I have a deep and genuine love for people from all walks of life but especially those brilliant individuals who with their genius changed our world and left their mark on our history.I have discovered a way to make them live again for me and hopefully for those who read this blog by shaping an imaginary conversation around their famous and well documented quotes and sayings and things I would love to ask these wonderful people if I ever had the honour to meet them.
Sunday, 27 October 2013
Emily Dickinson
ME:
I’m very grateful to have been given this opportunity to “speak “ to you Miss Dickinson, I pondered a while on how to make an approach to you knowing you were a very private person, and did not like to venture too far from your home. So I gave this a great deal of thought and my friend Hugh gave me a poetic nudge.
EMILY:
“How do most people live without any thought? There are many people in the world,--you must have noticed them in the street,--how do they live? How do they get strength to put on their clothes in the morning? I felt it shelter to speak to you.”
ME:
Well, thank you very much, I’m very grateful that you have. I promise not to be too long but based on your life’s writings I’m sure you have a few opinions and truths to share.
EMILY:
“Opinion is a fitting thing but truth outlasts the sun - if then we cannot own them both, possess the oldest one.”
ME:
Hmmm, that certainly makes sense to me.You were known as a very private poet, it is said you wrote nearly 1800 poems but fewer than a dozen were published during your lifetime…tell me why those pieces that were published were usually significantly altered by the publishers?
EMILY:
Fame is a fickle food upon a shifting plate; behaviour is what a man does, not what he thinks, feels, or believes. I don't profess to be profound; but I do lay claim to common sense. Truth is so rare, it is delightful to tell it.

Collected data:

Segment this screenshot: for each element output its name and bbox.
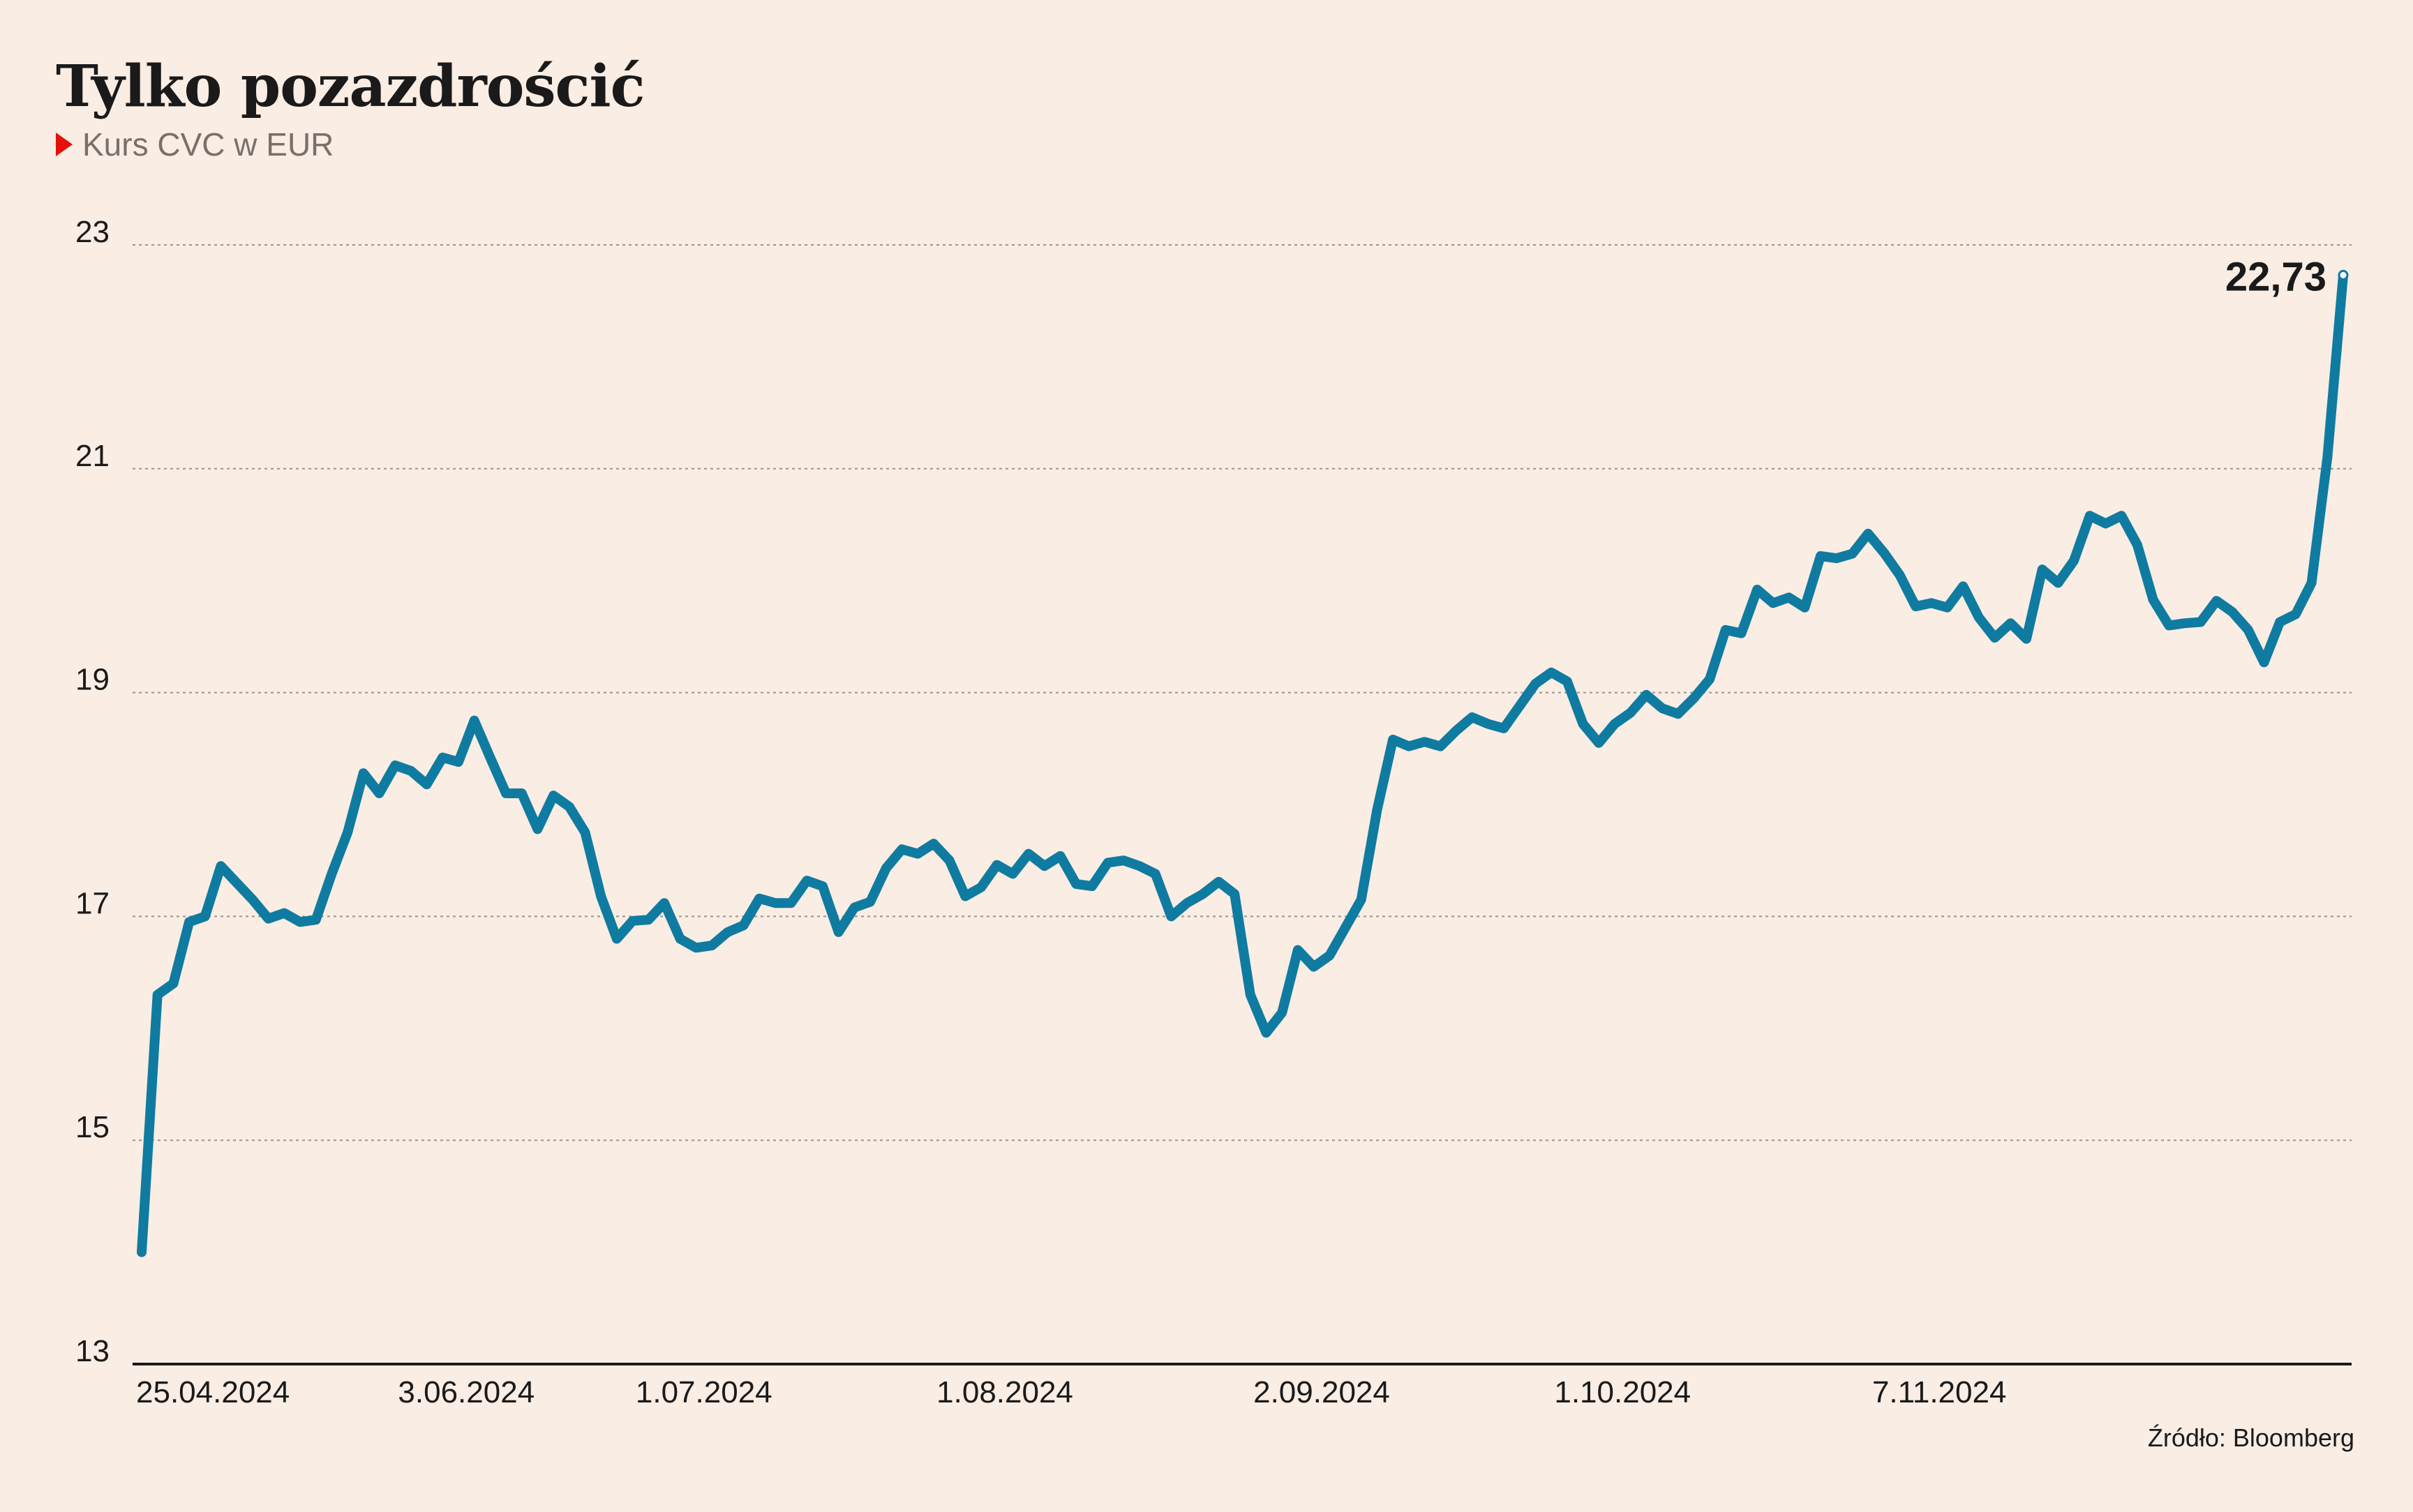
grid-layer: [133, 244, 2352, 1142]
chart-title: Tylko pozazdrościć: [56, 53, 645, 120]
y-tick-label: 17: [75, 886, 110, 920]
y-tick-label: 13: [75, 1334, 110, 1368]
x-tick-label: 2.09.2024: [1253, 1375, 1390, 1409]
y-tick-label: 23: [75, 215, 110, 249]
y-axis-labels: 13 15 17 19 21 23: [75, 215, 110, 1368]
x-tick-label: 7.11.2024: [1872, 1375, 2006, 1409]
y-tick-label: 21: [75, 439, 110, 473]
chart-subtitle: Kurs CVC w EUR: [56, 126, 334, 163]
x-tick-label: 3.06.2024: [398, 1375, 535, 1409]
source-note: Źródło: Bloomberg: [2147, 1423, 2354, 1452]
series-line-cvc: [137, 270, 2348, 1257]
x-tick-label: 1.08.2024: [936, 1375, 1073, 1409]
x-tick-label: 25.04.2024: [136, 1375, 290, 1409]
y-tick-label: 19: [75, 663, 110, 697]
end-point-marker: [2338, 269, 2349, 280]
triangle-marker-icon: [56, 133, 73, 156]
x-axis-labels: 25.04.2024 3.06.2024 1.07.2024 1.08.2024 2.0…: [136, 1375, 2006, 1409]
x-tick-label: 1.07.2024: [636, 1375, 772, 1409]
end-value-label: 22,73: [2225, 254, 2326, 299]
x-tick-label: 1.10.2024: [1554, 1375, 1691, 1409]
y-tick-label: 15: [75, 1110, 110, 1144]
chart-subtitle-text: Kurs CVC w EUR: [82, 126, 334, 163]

Problem 1:
Reproduce the blog post starting with "I have a deep" and going on through "a poetic nudge.".
Problem 2:
Summarize the blog post in two sentences.

Answer 1:
I have a deep and genuine love for people from all walks of life but especially those brilliant individuals who with their genius changed our world and left their mark on our history.I have discovered a way to make them live again for me and hopefully for those who read this blog by shaping an imaginary conversation around their famous and well documented quotes and sayings and things I would love to ask these wonderful people if I ever had the honour to meet them.
Sunday, 27 October 2013
Emily Dickinson
ME:
I’m very grateful to have been given this opportunity to “speak “ to you Miss Dickinson, I pondered a while on how to make an approach to you knowing you were a very private person, and did not like to venture too far from your home. So I gave this a great deal of thought and my friend Hugh gave me a poetic nudge.

Answer 2:
The blogger brings admired figures from history back to life by building imaginary conversations around their famous, well-documented quotes and sayings. In the entry dated 27 October 2013, the blogger speaks with Emily Dickinson, who replies with her sayings on opinion, truth, and fame, and is asked why the few of her nearly 1800 poems published in her lifetime were significantly altered by publishers.